WRITTEN REQUEST:
Word for word, quote all of the material, omitting the pictures.

RECORDS PROVIDED:
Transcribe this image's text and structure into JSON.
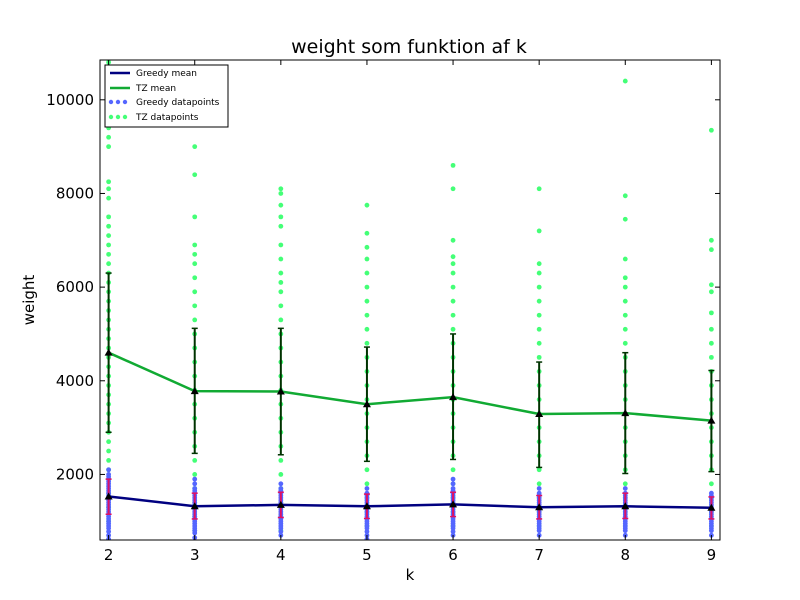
{
  "chart_data": {
    "type": "line",
    "title": "weight som funktion af k",
    "xlabel": "k",
    "ylabel": "weight",
    "xlim": [
      1.9,
      9.1
    ],
    "ylim": [
      600,
      10850
    ],
    "x_ticks": [
      2,
      3,
      4,
      5,
      6,
      7,
      8,
      9
    ],
    "y_ticks": [
      2000,
      4000,
      6000,
      8000,
      10000
    ],
    "grid": false,
    "legend_position": "top-left",
    "legend": [
      "Greedy mean",
      "TZ mean",
      "Greedy datapoints",
      "TZ datapoints"
    ],
    "colors": {
      "greedy_mean": "#000080",
      "tz_mean": "#11aa33",
      "greedy_points": "#5566ff",
      "tz_points": "#44ff77",
      "greedy_errorbar": "#dd1166",
      "tz_errorbar": "#003300",
      "marker": "#000000"
    },
    "series": [
      {
        "name": "Greedy mean",
        "x": [
          2,
          3,
          4,
          5,
          6,
          7,
          8,
          9
        ],
        "values": [
          1530,
          1320,
          1350,
          1320,
          1360,
          1300,
          1320,
          1290
        ],
        "err_low": [
          1150,
          1050,
          1080,
          1060,
          1100,
          1050,
          1060,
          1050
        ],
        "err_high": [
          1900,
          1600,
          1620,
          1580,
          1620,
          1550,
          1600,
          1520
        ]
      },
      {
        "name": "TZ mean",
        "x": [
          2,
          3,
          4,
          5,
          6,
          7,
          8,
          9
        ],
        "values": [
          4600,
          3780,
          3770,
          3500,
          3650,
          3290,
          3310,
          3150
        ],
        "err_low": [
          2900,
          2450,
          2420,
          2280,
          2320,
          2150,
          2020,
          2060
        ],
        "err_high": [
          6300,
          5120,
          5120,
          4720,
          5000,
          4400,
          4600,
          4220
        ]
      }
    ],
    "greedy_points": [
      {
        "x": 2,
        "values": [
          620,
          700,
          780,
          850,
          900,
          950,
          1000,
          1050,
          1100,
          1150,
          1200,
          1250,
          1300,
          1350,
          1400,
          1450,
          1500,
          1550,
          1600,
          1650,
          1700,
          1750,
          1800,
          1850,
          1900,
          1950,
          2000,
          2100
        ]
      },
      {
        "x": 3,
        "values": [
          650,
          750,
          800,
          850,
          900,
          950,
          1000,
          1050,
          1100,
          1150,
          1200,
          1250,
          1300,
          1350,
          1400,
          1450,
          1500,
          1550,
          1600,
          1650,
          1700,
          1800,
          1900
        ]
      },
      {
        "x": 4,
        "values": [
          700,
          780,
          850,
          900,
          950,
          1000,
          1050,
          1100,
          1150,
          1200,
          1250,
          1300,
          1350,
          1400,
          1450,
          1500,
          1550,
          1600,
          1650,
          1700,
          1800
        ]
      },
      {
        "x": 5,
        "values": [
          620,
          700,
          780,
          850,
          900,
          950,
          1000,
          1050,
          1100,
          1150,
          1200,
          1250,
          1300,
          1350,
          1400,
          1450,
          1500,
          1550,
          1600,
          1700
        ]
      },
      {
        "x": 6,
        "values": [
          700,
          780,
          850,
          900,
          950,
          1000,
          1050,
          1100,
          1150,
          1200,
          1250,
          1300,
          1350,
          1400,
          1450,
          1500,
          1550,
          1600,
          1650,
          1700,
          1800,
          1900
        ]
      },
      {
        "x": 7,
        "values": [
          700,
          800,
          850,
          900,
          950,
          1000,
          1050,
          1100,
          1150,
          1200,
          1250,
          1300,
          1350,
          1400,
          1450,
          1500,
          1550,
          1600,
          1700
        ]
      },
      {
        "x": 8,
        "values": [
          700,
          800,
          850,
          900,
          950,
          1000,
          1050,
          1100,
          1150,
          1200,
          1250,
          1300,
          1350,
          1400,
          1450,
          1500,
          1550,
          1600,
          1700
        ]
      },
      {
        "x": 9,
        "values": [
          700,
          800,
          850,
          900,
          950,
          1000,
          1050,
          1100,
          1150,
          1200,
          1250,
          1300,
          1350,
          1400,
          1450,
          1500,
          1550,
          1600
        ]
      }
    ],
    "tz_points": [
      {
        "x": 2,
        "values": [
          1000,
          1300,
          1600,
          1900,
          2100,
          2300,
          2500,
          2700,
          2900,
          3100,
          3300,
          3500,
          3700,
          3900,
          4100,
          4300,
          4500,
          4700,
          4900,
          5100,
          5300,
          5500,
          5700,
          5900,
          6100,
          6300,
          6500,
          6700,
          6900,
          7100,
          7300,
          7500,
          7900,
          8100,
          8250,
          9000,
          9200,
          9400,
          9800,
          10500,
          10800
        ]
      },
      {
        "x": 3,
        "values": [
          800,
          1100,
          1400,
          1700,
          2000,
          2300,
          2600,
          2900,
          3200,
          3500,
          3800,
          4100,
          4400,
          4700,
          5000,
          5300,
          5600,
          5900,
          6200,
          6500,
          6700,
          6900,
          7500,
          8400,
          9000
        ]
      },
      {
        "x": 4,
        "values": [
          800,
          1100,
          1400,
          1700,
          2000,
          2300,
          2600,
          2900,
          3200,
          3500,
          3800,
          4100,
          4400,
          4700,
          5000,
          5300,
          5600,
          5900,
          6100,
          6300,
          6600,
          6900,
          7300,
          7500,
          7750,
          8000,
          8100
        ]
      },
      {
        "x": 5,
        "values": [
          900,
          1200,
          1500,
          1800,
          2100,
          2400,
          2700,
          3000,
          3300,
          3600,
          3900,
          4200,
          4500,
          4800,
          5100,
          5400,
          5700,
          6000,
          6300,
          6600,
          6850,
          7150,
          7750
        ]
      },
      {
        "x": 6,
        "values": [
          900,
          1200,
          1500,
          1800,
          2100,
          2400,
          2700,
          3000,
          3300,
          3600,
          3900,
          4200,
          4500,
          4800,
          5100,
          5400,
          5700,
          6000,
          6300,
          6500,
          6650,
          7000,
          8100,
          8600
        ]
      },
      {
        "x": 7,
        "values": [
          900,
          1200,
          1500,
          1800,
          2100,
          2400,
          2700,
          3000,
          3300,
          3600,
          3900,
          4200,
          4500,
          4800,
          5100,
          5400,
          5700,
          6000,
          6300,
          6500,
          7200,
          8100
        ]
      },
      {
        "x": 8,
        "values": [
          900,
          1200,
          1500,
          1800,
          2100,
          2400,
          2700,
          3000,
          3300,
          3600,
          3900,
          4200,
          4500,
          4800,
          5100,
          5400,
          5700,
          6000,
          6200,
          6600,
          7450,
          7950,
          10400
        ]
      },
      {
        "x": 9,
        "values": [
          900,
          1200,
          1500,
          1800,
          2100,
          2400,
          2700,
          3000,
          3300,
          3600,
          3900,
          4200,
          4500,
          4800,
          5100,
          5450,
          5900,
          6050,
          6800,
          7000,
          9350
        ]
      }
    ]
  }
}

WORKED SOLUTION:
Transcribe this image's text and structure into JSON.
{
  "chart_data": {
    "type": "line",
    "title": "weight som funktion af k",
    "xlabel": "k",
    "ylabel": "weight",
    "xlim": [
      1.9,
      9.1
    ],
    "ylim": [
      600,
      10850
    ],
    "x_ticks": [
      2,
      3,
      4,
      5,
      6,
      7,
      8,
      9
    ],
    "y_ticks": [
      2000,
      4000,
      6000,
      8000,
      10000
    ],
    "grid": false,
    "legend_position": "top-left",
    "legend": [
      "Greedy mean",
      "TZ mean",
      "Greedy datapoints",
      "TZ datapoints"
    ],
    "colors": {
      "greedy_mean": "#000080",
      "tz_mean": "#11aa33",
      "greedy_points": "#5566ff",
      "tz_points": "#44ff77",
      "greedy_errorbar": "#dd1166",
      "tz_errorbar": "#003300",
      "marker": "#000000"
    },
    "series": [
      {
        "name": "Greedy mean",
        "x": [
          2,
          3,
          4,
          5,
          6,
          7,
          8,
          9
        ],
        "values": [
          1530,
          1320,
          1350,
          1320,
          1360,
          1300,
          1320,
          1290
        ],
        "err_low": [
          1150,
          1050,
          1080,
          1060,
          1100,
          1050,
          1060,
          1050
        ],
        "err_high": [
          1900,
          1600,
          1620,
          1580,
          1620,
          1550,
          1600,
          1520
        ]
      },
      {
        "name": "TZ mean",
        "x": [
          2,
          3,
          4,
          5,
          6,
          7,
          8,
          9
        ],
        "values": [
          4600,
          3780,
          3770,
          3500,
          3650,
          3290,
          3310,
          3150
        ],
        "err_low": [
          2900,
          2450,
          2420,
          2280,
          2320,
          2150,
          2020,
          2060
        ],
        "err_high": [
          6300,
          5120,
          5120,
          4720,
          5000,
          4400,
          4600,
          4220
        ]
      }
    ],
    "greedy_points": [
      {
        "x": 2,
        "values": [
          620,
          700,
          780,
          850,
          900,
          950,
          1000,
          1050,
          1100,
          1150,
          1200,
          1250,
          1300,
          1350,
          1400,
          1450,
          1500,
          1550,
          1600,
          1650,
          1700,
          1750,
          1800,
          1850,
          1900,
          1950,
          2000,
          2100
        ]
      },
      {
        "x": 3,
        "values": [
          650,
          750,
          800,
          850,
          900,
          950,
          1000,
          1050,
          1100,
          1150,
          1200,
          1250,
          1300,
          1350,
          1400,
          1450,
          1500,
          1550,
          1600,
          1650,
          1700,
          1800,
          1900
        ]
      },
      {
        "x": 4,
        "values": [
          700,
          780,
          850,
          900,
          950,
          1000,
          1050,
          1100,
          1150,
          1200,
          1250,
          1300,
          1350,
          1400,
          1450,
          1500,
          1550,
          1600,
          1650,
          1700,
          1800
        ]
      },
      {
        "x": 5,
        "values": [
          620,
          700,
          780,
          850,
          900,
          950,
          1000,
          1050,
          1100,
          1150,
          1200,
          1250,
          1300,
          1350,
          1400,
          1450,
          1500,
          1550,
          1600,
          1700
        ]
      },
      {
        "x": 6,
        "values": [
          700,
          780,
          850,
          900,
          950,
          1000,
          1050,
          1100,
          1150,
          1200,
          1250,
          1300,
          1350,
          1400,
          1450,
          1500,
          1550,
          1600,
          1650,
          1700,
          1800,
          1900
        ]
      },
      {
        "x": 7,
        "values": [
          700,
          800,
          850,
          900,
          950,
          1000,
          1050,
          1100,
          1150,
          1200,
          1250,
          1300,
          1350,
          1400,
          1450,
          1500,
          1550,
          1600,
          1700
        ]
      },
      {
        "x": 8,
        "values": [
          700,
          800,
          850,
          900,
          950,
          1000,
          1050,
          1100,
          1150,
          1200,
          1250,
          1300,
          1350,
          1400,
          1450,
          1500,
          1550,
          1600,
          1700
        ]
      },
      {
        "x": 9,
        "values": [
          700,
          800,
          850,
          900,
          950,
          1000,
          1050,
          1100,
          1150,
          1200,
          1250,
          1300,
          1350,
          1400,
          1450,
          1500,
          1550,
          1600
        ]
      }
    ],
    "tz_points": [
      {
        "x": 2,
        "values": [
          1000,
          1300,
          1600,
          1900,
          2100,
          2300,
          2500,
          2700,
          2900,
          3100,
          3300,
          3500,
          3700,
          3900,
          4100,
          4300,
          4500,
          4700,
          4900,
          5100,
          5300,
          5500,
          5700,
          5900,
          6100,
          6300,
          6500,
          6700,
          6900,
          7100,
          7300,
          7500,
          7900,
          8100,
          8250,
          9000,
          9200,
          9400,
          9800,
          10500,
          10800
        ]
      },
      {
        "x": 3,
        "values": [
          800,
          1100,
          1400,
          1700,
          2000,
          2300,
          2600,
          2900,
          3200,
          3500,
          3800,
          4100,
          4400,
          4700,
          5000,
          5300,
          5600,
          5900,
          6200,
          6500,
          6700,
          6900,
          7500,
          8400,
          9000
        ]
      },
      {
        "x": 4,
        "values": [
          800,
          1100,
          1400,
          1700,
          2000,
          2300,
          2600,
          2900,
          3200,
          3500,
          3800,
          4100,
          4400,
          4700,
          5000,
          5300,
          5600,
          5900,
          6100,
          6300,
          6600,
          6900,
          7300,
          7500,
          7750,
          8000,
          8100
        ]
      },
      {
        "x": 5,
        "values": [
          900,
          1200,
          1500,
          1800,
          2100,
          2400,
          2700,
          3000,
          3300,
          3600,
          3900,
          4200,
          4500,
          4800,
          5100,
          5400,
          5700,
          6000,
          6300,
          6600,
          6850,
          7150,
          7750
        ]
      },
      {
        "x": 6,
        "values": [
          900,
          1200,
          1500,
          1800,
          2100,
          2400,
          2700,
          3000,
          3300,
          3600,
          3900,
          4200,
          4500,
          4800,
          5100,
          5400,
          5700,
          6000,
          6300,
          6500,
          6650,
          7000,
          8100,
          8600
        ]
      },
      {
        "x": 7,
        "values": [
          900,
          1200,
          1500,
          1800,
          2100,
          2400,
          2700,
          3000,
          3300,
          3600,
          3900,
          4200,
          4500,
          4800,
          5100,
          5400,
          5700,
          6000,
          6300,
          6500,
          7200,
          8100
        ]
      },
      {
        "x": 8,
        "values": [
          900,
          1200,
          1500,
          1800,
          2100,
          2400,
          2700,
          3000,
          3300,
          3600,
          3900,
          4200,
          4500,
          4800,
          5100,
          5400,
          5700,
          6000,
          6200,
          6600,
          7450,
          7950,
          10400
        ]
      },
      {
        "x": 9,
        "values": [
          900,
          1200,
          1500,
          1800,
          2100,
          2400,
          2700,
          3000,
          3300,
          3600,
          3900,
          4200,
          4500,
          4800,
          5100,
          5450,
          5900,
          6050,
          6800,
          7000,
          9350
        ]
      }
    ]
  }
}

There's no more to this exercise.